- _選択テキスト_
_____

そんな彼らの活動について、マネジメントを担う株式会社アスピロンド管理部の鳥浜誠(とりはま まこと)さんに、チームの現在地と“温泉街 × eスポーツ”が切り拓く未来を伺いました。
東北出身者が集い、世界へ挑む
——チーム「イブシギン」結成の経緯やメンバー構成、活動状況を教えてください。
私たちは、カプコン公式の『ストリートファイター6』リーグに、東北で唯一参加しています。特徴は「東北出身者でチームを構成する」というコンセプトで、現在在籍する7名は全員が東北出身、世界チャンピオン経験者もいます。国内外の強豪と日常的に切磋琢磨できる体制を整えています。
堅実に、真摯に競技に向き合う“渋い”スタイルをチームの芯に据えていることから、チーム名「IBUSHIGIN」が生まれました。
団体戦は一人でも欠けると勝てないため、選手の体調管理は欠かせません。今やeスポーツの認知は広がり、筋力トレーニングや睡眠・栄養管理など、競技外の取り組みも当たり前になっています。

フロアに飾られたオリジナルクッション。福島愛があふれている
——なぜ旅館で、なぜeスポーツなのかが気になります。旧旅館・赤川屋を活用するに至った経緯と、建物・場所の魅力は?

_____

- _提供情報_
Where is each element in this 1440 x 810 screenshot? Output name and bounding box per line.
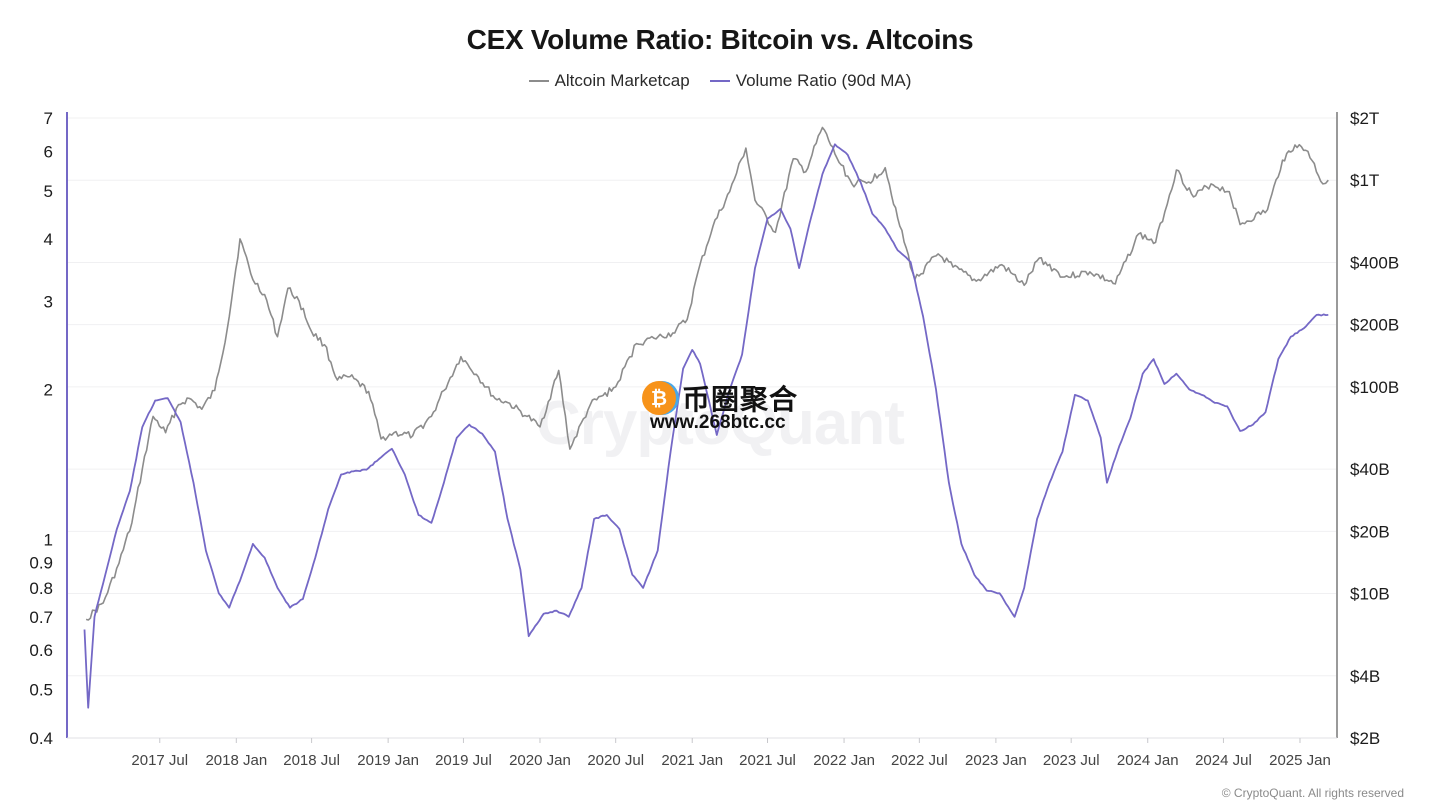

_____

- _やること_
選択テキストによると、チーム「イブシギン」に現在在籍しているのは何名で、全員どこの出身ですか?

- _結果_
7名で、全員が東北出身です。